Dataset entries.
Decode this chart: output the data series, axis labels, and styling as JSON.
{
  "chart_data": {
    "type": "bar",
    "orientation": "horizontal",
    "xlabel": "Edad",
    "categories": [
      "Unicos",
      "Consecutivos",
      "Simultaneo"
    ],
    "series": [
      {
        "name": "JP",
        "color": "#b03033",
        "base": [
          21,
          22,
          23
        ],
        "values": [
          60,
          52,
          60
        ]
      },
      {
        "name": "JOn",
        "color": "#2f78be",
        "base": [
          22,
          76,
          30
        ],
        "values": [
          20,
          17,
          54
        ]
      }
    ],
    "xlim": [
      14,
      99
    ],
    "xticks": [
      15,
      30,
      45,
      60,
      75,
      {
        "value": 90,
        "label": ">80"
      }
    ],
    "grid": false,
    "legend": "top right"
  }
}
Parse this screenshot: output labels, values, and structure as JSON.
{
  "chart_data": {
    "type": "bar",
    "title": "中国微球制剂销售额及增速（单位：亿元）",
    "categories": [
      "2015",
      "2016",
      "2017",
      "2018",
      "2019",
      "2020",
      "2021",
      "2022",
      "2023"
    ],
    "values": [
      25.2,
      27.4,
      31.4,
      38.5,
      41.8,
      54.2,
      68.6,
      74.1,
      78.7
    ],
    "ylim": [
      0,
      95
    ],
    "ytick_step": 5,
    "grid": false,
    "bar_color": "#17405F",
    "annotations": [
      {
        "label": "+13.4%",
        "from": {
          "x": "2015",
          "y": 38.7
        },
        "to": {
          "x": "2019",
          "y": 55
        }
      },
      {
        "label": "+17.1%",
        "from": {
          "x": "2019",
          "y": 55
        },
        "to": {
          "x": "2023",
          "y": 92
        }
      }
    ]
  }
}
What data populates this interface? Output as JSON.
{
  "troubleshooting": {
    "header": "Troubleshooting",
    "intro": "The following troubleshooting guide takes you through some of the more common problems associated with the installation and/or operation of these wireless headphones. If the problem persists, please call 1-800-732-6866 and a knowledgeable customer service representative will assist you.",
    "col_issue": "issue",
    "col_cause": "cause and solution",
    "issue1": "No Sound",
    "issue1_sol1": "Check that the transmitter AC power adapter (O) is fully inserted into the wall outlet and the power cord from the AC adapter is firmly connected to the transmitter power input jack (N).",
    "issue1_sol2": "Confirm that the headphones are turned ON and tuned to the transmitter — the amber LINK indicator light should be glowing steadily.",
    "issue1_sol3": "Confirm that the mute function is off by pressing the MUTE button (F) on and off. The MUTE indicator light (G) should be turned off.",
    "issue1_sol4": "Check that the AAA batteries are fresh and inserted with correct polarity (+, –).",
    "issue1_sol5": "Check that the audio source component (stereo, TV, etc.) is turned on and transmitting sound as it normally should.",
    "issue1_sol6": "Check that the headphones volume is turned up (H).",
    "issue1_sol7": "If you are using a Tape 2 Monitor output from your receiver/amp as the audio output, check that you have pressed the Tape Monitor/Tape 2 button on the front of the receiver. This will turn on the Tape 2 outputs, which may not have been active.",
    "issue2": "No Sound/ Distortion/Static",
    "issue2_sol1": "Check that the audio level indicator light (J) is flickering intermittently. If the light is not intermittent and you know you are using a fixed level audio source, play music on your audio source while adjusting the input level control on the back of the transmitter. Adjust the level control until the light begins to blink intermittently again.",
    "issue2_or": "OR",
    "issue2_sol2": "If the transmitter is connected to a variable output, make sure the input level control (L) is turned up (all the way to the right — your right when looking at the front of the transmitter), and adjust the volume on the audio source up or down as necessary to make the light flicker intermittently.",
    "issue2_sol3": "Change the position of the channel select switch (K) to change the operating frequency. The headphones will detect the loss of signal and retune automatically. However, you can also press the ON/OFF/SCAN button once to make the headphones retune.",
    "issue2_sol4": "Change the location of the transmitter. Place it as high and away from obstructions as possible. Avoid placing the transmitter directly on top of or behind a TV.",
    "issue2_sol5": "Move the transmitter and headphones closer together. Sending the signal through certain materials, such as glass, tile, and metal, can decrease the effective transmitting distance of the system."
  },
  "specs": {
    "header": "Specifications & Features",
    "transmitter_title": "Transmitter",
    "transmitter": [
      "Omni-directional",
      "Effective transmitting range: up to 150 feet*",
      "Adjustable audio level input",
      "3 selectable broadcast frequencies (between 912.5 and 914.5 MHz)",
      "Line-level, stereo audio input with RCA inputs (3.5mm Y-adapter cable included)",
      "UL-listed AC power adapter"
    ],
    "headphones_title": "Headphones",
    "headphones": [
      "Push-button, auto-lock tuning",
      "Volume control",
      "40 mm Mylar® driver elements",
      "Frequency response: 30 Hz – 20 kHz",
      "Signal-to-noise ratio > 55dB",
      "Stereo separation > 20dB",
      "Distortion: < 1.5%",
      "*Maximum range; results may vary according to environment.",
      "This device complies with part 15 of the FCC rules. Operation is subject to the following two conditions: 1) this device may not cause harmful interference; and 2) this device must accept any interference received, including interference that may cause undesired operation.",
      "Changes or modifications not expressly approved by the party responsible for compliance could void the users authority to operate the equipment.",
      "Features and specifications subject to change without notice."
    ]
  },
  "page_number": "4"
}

Task brief.
Copy out all of the records shown above exactly.

Correct answer.
Decode this chart: output the data series, axis labels, and styling as JSON.
{
  "chart_data": {
    "type": "bar",
    "orientation": "horizontal",
    "xlabel": "Edad",
    "categories": [
      "Unicos",
      "Consecutivos",
      "Simultaneo"
    ],
    "series": [
      {
        "name": "JP",
        "color": "#b03033",
        "base": [
          21,
          22,
          23
        ],
        "values": [
          60,
          52,
          60
        ]
      },
      {
        "name": "JOn",
        "color": "#2f78be",
        "base": [
          22,
          76,
          30
        ],
        "values": [
          20,
          17,
          54
        ]
      }
    ],
    "xlim": [
      14,
      99
    ],
    "xticks": [
      15,
      30,
      45,
      60,
      75,
      {
        "value": 90,
        "label": ">80"
      }
    ],
    "grid": false,
    "legend": "top right"
  }
}
Parse this screenshot: output labels, values, and structure as JSON.
{
  "chart_data": {
    "type": "bar",
    "title": "中国微球制剂销售额及增速（单位：亿元）",
    "categories": [
      "2015",
      "2016",
      "2017",
      "2018",
      "2019",
      "2020",
      "2021",
      "2022",
      "2023"
    ],
    "values": [
      25.2,
      27.4,
      31.4,
      38.5,
      41.8,
      54.2,
      68.6,
      74.1,
      78.7
    ],
    "ylim": [
      0,
      95
    ],
    "ytick_step": 5,
    "grid": false,
    "bar_color": "#17405F",
    "annotations": [
      {
        "label": "+13.4%",
        "from": {
          "x": "2015",
          "y": 38.7
        },
        "to": {
          "x": "2019",
          "y": 55
        }
      },
      {
        "label": "+17.1%",
        "from": {
          "x": "2019",
          "y": 55
        },
        "to": {
          "x": "2023",
          "y": 92
        }
      }
    ]
  }
}
What data populates this interface? Output as JSON.
{
  "troubleshooting": {
    "header": "Troubleshooting",
    "intro": "The following troubleshooting guide takes you through some of the more common problems associated with the installation and/or operation of these wireless headphones. If the problem persists, please call 1-800-732-6866 and a knowledgeable customer service representative will assist you.",
    "col_issue": "issue",
    "col_cause": "cause and solution",
    "issue1": "No Sound",
    "issue1_sol1": "Check that the transmitter AC power adapter (O) is fully inserted into the wall outlet and the power cord from the AC adapter is firmly connected to the transmitter power input jack (N).",
    "issue1_sol2": "Confirm that the headphones are turned ON and tuned to the transmitter — the amber LINK indicator light should be glowing steadily.",
    "issue1_sol3": "Confirm that the mute function is off by pressing the MUTE button (F) on and off. The MUTE indicator light (G) should be turned off.",
    "issue1_sol4": "Check that the AAA batteries are fresh and inserted with correct polarity (+, –).",
    "issue1_sol5": "Check that the audio source component (stereo, TV, etc.) is turned on and transmitting sound as it normally should.",
    "issue1_sol6": "Check that the headphones volume is turned up (H).",
    "issue1_sol7": "If you are using a Tape 2 Monitor output from your receiver/amp as the audio output, check that you have pressed the Tape Monitor/Tape 2 button on the front of the receiver. This will turn on the Tape 2 outputs, which may not have been active.",
    "issue2": "No Sound/ Distortion/Static",
    "issue2_sol1": "Check that the audio level indicator light (J) is flickering intermittently. If the light is not intermittent and you know you are using a fixed level audio source, play music on your audio source while adjusting the input level control on the back of the transmitter. Adjust the level control until the light begins to blink intermittently again.",
    "issue2_or": "OR",
    "issue2_sol2": "If the transmitter is connected to a variable output, make sure the input level control (L) is turned up (all the way to the right — your right when looking at the front of the transmitter), and adjust the volume on the audio source up or down as necessary to make the light flicker intermittently.",
    "issue2_sol3": "Change the position of the channel select switch (K) to change the operating frequency. The headphones will detect the loss of signal and retune automatically. However, you can also press the ON/OFF/SCAN button once to make the headphones retune.",
    "issue2_sol4": "Change the location of the transmitter. Place it as high and away from obstructions as possible. Avoid placing the transmitter directly on top of or behind a TV.",
    "issue2_sol5": "Move the transmitter and headphones closer together. Sending the signal through certain materials, such as glass, tile, and metal, can decrease the effective transmitting distance of the system."
  },
  "specs": {
    "header": "Specifications & Features",
    "transmitter_title": "Transmitter",
    "transmitter": [
      "Omni-directional",
      "Effective transmitting range: up to 150 feet*",
      "Adjustable audio level input",
      "3 selectable broadcast frequencies (between 912.5 and 914.5 MHz)",
      "Line-level, stereo audio input with RCA inputs (3.5mm Y-adapter cable included)",
      "UL-listed AC power adapter"
    ],
    "headphones_title": "Headphones",
    "headphones": [
      "Push-button, auto-lock tuning",
      "Volume control",
      "40 mm Mylar® driver elements",
      "Frequency response: 30 Hz – 20 kHz",
      "Signal-to-noise ratio > 55dB",
      "Stereo separation > 20dB",
      "Distortion: < 1.5%",
      "*Maximum range; results may vary according to environment.",
      "This device complies with part 15 of the FCC rules. Operation is subject to the following two conditions: 1) this device may not cause harmful interference; and 2) this device must accept any interference received, including interference that may cause undesired operation.",
      "Changes or modifications not expressly approved by the party responsible for compliance could void the users authority to operate the equipment.",
      "Features and specifications subject to change without notice."
    ]
  },
  "page_number": "4"
}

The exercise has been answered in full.